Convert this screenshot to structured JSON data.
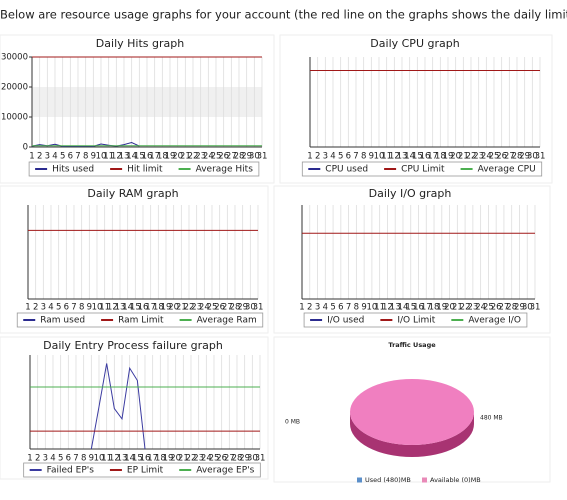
{
  "intro": "Below are resource usage graphs for your account (the red line on the graphs shows the daily limit).",
  "chart_data": [
    {
      "type": "line",
      "title": "Daily Hits graph",
      "x": [
        1,
        2,
        3,
        4,
        5,
        6,
        7,
        8,
        9,
        10,
        11,
        12,
        13,
        14,
        15,
        16,
        17,
        18,
        19,
        20,
        21,
        22,
        23,
        24,
        25,
        26,
        27,
        28,
        29,
        30,
        31
      ],
      "ylim": [
        0,
        30000
      ],
      "yticks": [
        0,
        10000,
        20000,
        30000
      ],
      "band": true,
      "series": [
        {
          "name": "Hits used",
          "color": "#2b2b8f",
          "values": [
            300,
            800,
            400,
            900,
            200,
            300,
            200,
            300,
            200,
            1000,
            600,
            300,
            800,
            1500,
            300,
            null,
            null,
            null,
            null,
            null,
            null,
            null,
            null,
            null,
            null,
            null,
            null,
            null,
            null,
            null,
            null
          ]
        },
        {
          "name": "Hit limit",
          "color": "#a01818",
          "values": [
            30000,
            30000,
            30000,
            30000,
            30000,
            30000,
            30000,
            30000,
            30000,
            30000,
            30000,
            30000,
            30000,
            30000,
            30000,
            30000,
            30000,
            30000,
            30000,
            30000,
            30000,
            30000,
            30000,
            30000,
            30000,
            30000,
            30000,
            30000,
            30000,
            30000,
            30000
          ]
        },
        {
          "name": "Average Hits",
          "color": "#4caf50",
          "values": [
            400,
            400,
            400,
            400,
            400,
            400,
            400,
            400,
            400,
            400,
            400,
            400,
            400,
            400,
            400,
            400,
            400,
            400,
            400,
            400,
            400,
            400,
            400,
            400,
            400,
            400,
            400,
            400,
            400,
            400,
            400
          ]
        }
      ]
    },
    {
      "type": "line",
      "title": "Daily CPU graph",
      "x": [
        1,
        2,
        3,
        4,
        5,
        6,
        7,
        8,
        9,
        10,
        11,
        12,
        13,
        14,
        15,
        16,
        17,
        18,
        19,
        20,
        21,
        22,
        23,
        24,
        25,
        26,
        27,
        28,
        29,
        30,
        31
      ],
      "ylim": [
        0,
        100
      ],
      "series": [
        {
          "name": "CPU used",
          "color": "#2b2b8f",
          "values": [
            null,
            null,
            null,
            null,
            null,
            null,
            null,
            null,
            null,
            null,
            null,
            null,
            null,
            null,
            null,
            null,
            null,
            null,
            null,
            null,
            null,
            null,
            null,
            null,
            null,
            null,
            null,
            null,
            null,
            null,
            null
          ]
        },
        {
          "name": "CPU Limit",
          "color": "#a01818",
          "values": [
            85,
            85,
            85,
            85,
            85,
            85,
            85,
            85,
            85,
            85,
            85,
            85,
            85,
            85,
            85,
            85,
            85,
            85,
            85,
            85,
            85,
            85,
            85,
            85,
            85,
            85,
            85,
            85,
            85,
            85,
            85
          ]
        },
        {
          "name": "Average CPU",
          "color": "#4caf50",
          "values": [
            null,
            null,
            null,
            null,
            null,
            null,
            null,
            null,
            null,
            null,
            null,
            null,
            null,
            null,
            null,
            null,
            null,
            null,
            null,
            null,
            null,
            null,
            null,
            null,
            null,
            null,
            null,
            null,
            null,
            null,
            null
          ]
        }
      ]
    },
    {
      "type": "line",
      "title": "Daily RAM graph",
      "x": [
        1,
        2,
        3,
        4,
        5,
        6,
        7,
        8,
        9,
        10,
        11,
        12,
        13,
        14,
        15,
        16,
        17,
        18,
        19,
        20,
        21,
        22,
        23,
        24,
        25,
        26,
        27,
        28,
        29,
        30,
        31
      ],
      "ylim": [
        0,
        100
      ],
      "series": [
        {
          "name": "Ram used",
          "color": "#2b2b8f",
          "values": [
            null,
            null,
            null,
            null,
            null,
            null,
            null,
            null,
            null,
            null,
            null,
            null,
            null,
            null,
            null,
            null,
            null,
            null,
            null,
            null,
            null,
            null,
            null,
            null,
            null,
            null,
            null,
            null,
            null,
            null,
            null
          ]
        },
        {
          "name": "Ram Limit",
          "color": "#a01818",
          "values": [
            73,
            73,
            73,
            73,
            73,
            73,
            73,
            73,
            73,
            73,
            73,
            73,
            73,
            73,
            73,
            73,
            73,
            73,
            73,
            73,
            73,
            73,
            73,
            73,
            73,
            73,
            73,
            73,
            73,
            73,
            73
          ]
        },
        {
          "name": "Average Ram",
          "color": "#4caf50",
          "values": [
            null,
            null,
            null,
            null,
            null,
            null,
            null,
            null,
            null,
            null,
            null,
            null,
            null,
            null,
            null,
            null,
            null,
            null,
            null,
            null,
            null,
            null,
            null,
            null,
            null,
            null,
            null,
            null,
            null,
            null,
            null
          ]
        }
      ]
    },
    {
      "type": "line",
      "title": "Daily I/O graph",
      "x": [
        1,
        2,
        3,
        4,
        5,
        6,
        7,
        8,
        9,
        10,
        11,
        12,
        13,
        14,
        15,
        16,
        17,
        18,
        19,
        20,
        21,
        22,
        23,
        24,
        25,
        26,
        27,
        28,
        29,
        30,
        31
      ],
      "ylim": [
        0,
        100
      ],
      "series": [
        {
          "name": "I/O used",
          "color": "#2b2b8f",
          "values": [
            null,
            null,
            null,
            null,
            null,
            null,
            null,
            null,
            null,
            null,
            null,
            null,
            null,
            null,
            null,
            null,
            null,
            null,
            null,
            null,
            null,
            null,
            null,
            null,
            null,
            null,
            null,
            null,
            null,
            null,
            null
          ]
        },
        {
          "name": "I/O Limit",
          "color": "#a01818",
          "values": [
            70,
            70,
            70,
            70,
            70,
            70,
            70,
            70,
            70,
            70,
            70,
            70,
            70,
            70,
            70,
            70,
            70,
            70,
            70,
            70,
            70,
            70,
            70,
            70,
            70,
            70,
            70,
            70,
            70,
            70,
            70
          ]
        },
        {
          "name": "Average I/O",
          "color": "#4caf50",
          "values": [
            null,
            null,
            null,
            null,
            null,
            null,
            null,
            null,
            null,
            null,
            null,
            null,
            null,
            null,
            null,
            null,
            null,
            null,
            null,
            null,
            null,
            null,
            null,
            null,
            null,
            null,
            null,
            null,
            null,
            null,
            null
          ]
        }
      ]
    },
    {
      "type": "line",
      "title": "Daily Entry Process failure graph",
      "x": [
        1,
        2,
        3,
        4,
        5,
        6,
        7,
        8,
        9,
        10,
        11,
        12,
        13,
        14,
        15,
        16,
        17,
        18,
        19,
        20,
        21,
        22,
        23,
        24,
        25,
        26,
        27,
        28,
        29,
        30,
        31
      ],
      "ylim": [
        0,
        100
      ],
      "series": [
        {
          "name": "Failed EP's",
          "color": "#3a3aa0",
          "values": [
            null,
            null,
            null,
            null,
            null,
            null,
            null,
            null,
            0,
            45,
            91,
            43,
            32,
            86,
            73,
            0,
            null,
            null,
            null,
            null,
            null,
            null,
            null,
            null,
            null,
            null,
            null,
            null,
            null,
            null,
            null
          ]
        },
        {
          "name": "EP Limit",
          "color": "#a01818",
          "values": [
            19,
            19,
            19,
            19,
            19,
            19,
            19,
            19,
            19,
            19,
            19,
            19,
            19,
            19,
            19,
            19,
            19,
            19,
            19,
            19,
            19,
            19,
            19,
            19,
            19,
            19,
            19,
            19,
            19,
            19,
            19
          ]
        },
        {
          "name": "Average EP's",
          "color": "#4caf50",
          "values": [
            66,
            66,
            66,
            66,
            66,
            66,
            66,
            66,
            66,
            66,
            66,
            66,
            66,
            66,
            66,
            66,
            66,
            66,
            66,
            66,
            66,
            66,
            66,
            66,
            66,
            66,
            66,
            66,
            66,
            66,
            66
          ]
        }
      ]
    },
    {
      "type": "pie",
      "title": "Traffic Usage",
      "labels": [
        "Used (480)MB",
        "Available (0)MB"
      ],
      "values": [
        480,
        0
      ],
      "value_labels": [
        "480 MB",
        "0 MB"
      ],
      "colors": [
        "#f07fc0",
        "#f07fc0"
      ],
      "legend_colors": [
        "#5b8fc9",
        "#e98ab8"
      ]
    }
  ]
}
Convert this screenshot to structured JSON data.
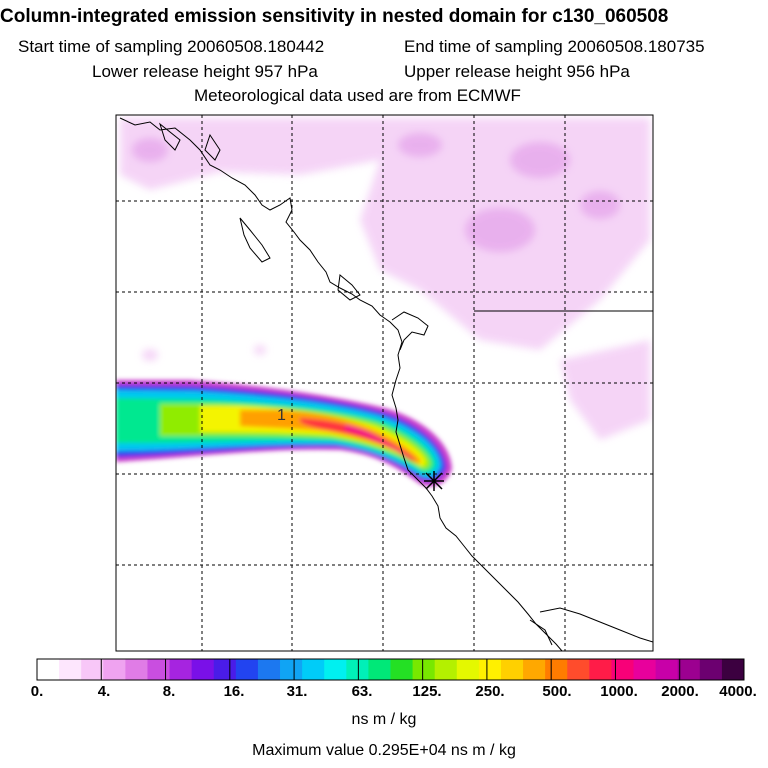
{
  "header": {
    "title": "Column-integrated emission sensitivity in nested domain for c130_060508",
    "start_label": "Start time of sampling 20060508.180442",
    "end_label": "End time of sampling 20060508.180735",
    "lower_label": "Lower release height  957 hPa",
    "upper_label": "Upper release height  956 hPa",
    "met_label": "Meteorological data used are from ECMWF"
  },
  "map": {
    "plume_marker_label": "1",
    "release_marker": "asterisk-icon",
    "colors": {
      "grid": "#000000",
      "coast": "#000000",
      "background_shading": "#f2c8f6"
    }
  },
  "colorbar": {
    "tick_labels": [
      "0.",
      "4.",
      "8.",
      "16.",
      "31.",
      "63.",
      "125.",
      "250.",
      "500.",
      "1000.",
      "2000.",
      "4000."
    ],
    "colors": [
      "#ffffff",
      "#fde6fd",
      "#f8c7f8",
      "#efa3f0",
      "#e07ce6",
      "#c94ee0",
      "#a624e0",
      "#7a10e8",
      "#4a1ce8",
      "#2244f0",
      "#1c78f0",
      "#10a4f4",
      "#00ccf8",
      "#00f0f0",
      "#00f0b8",
      "#00e878",
      "#24e024",
      "#78e800",
      "#b4f000",
      "#e4f800",
      "#fff000",
      "#ffd000",
      "#ffa800",
      "#ff7c00",
      "#ff4c2c",
      "#ff1c48",
      "#f80078",
      "#e8009c",
      "#c800a8",
      "#9c0090",
      "#6c0070",
      "#3c0040"
    ],
    "units": "ns m / kg"
  },
  "footer": {
    "max_value": "Maximum value  0.295E+04 ns m / kg"
  }
}
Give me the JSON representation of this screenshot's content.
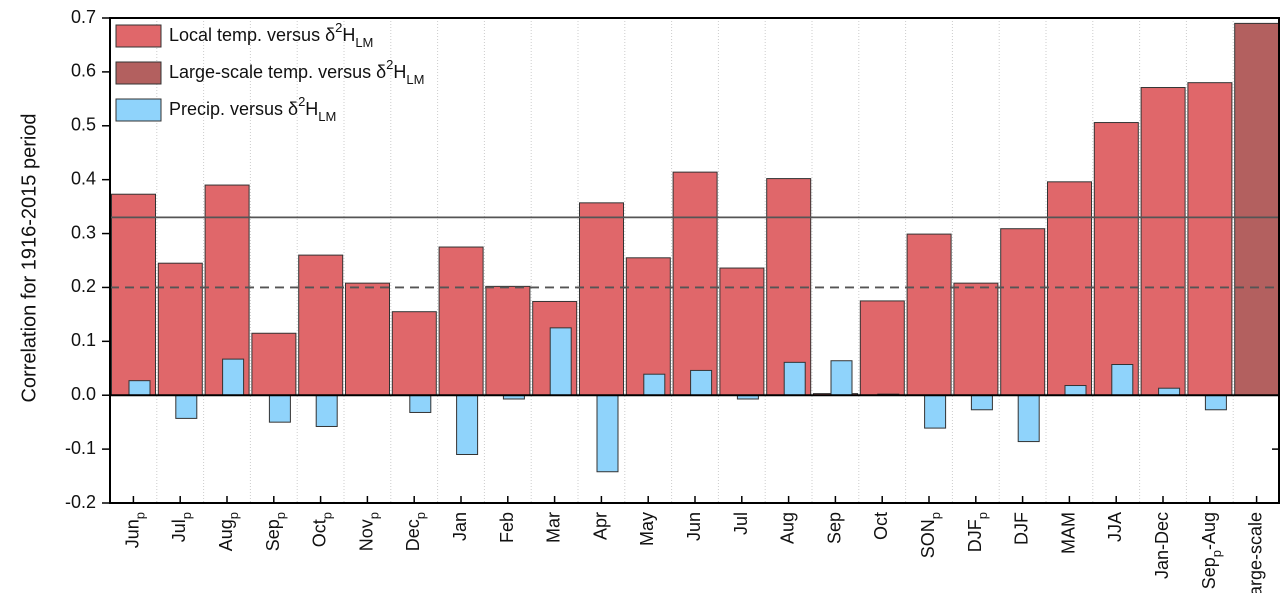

--------------------

Reproduce each line from the records that contains the word "Average".

| THE ANSWER |
          "name": "Average Hits",
          "name": "Average CPU",
          "name": "Average Ram",
          "name": "Average I/O",
          "name": "Average EP's",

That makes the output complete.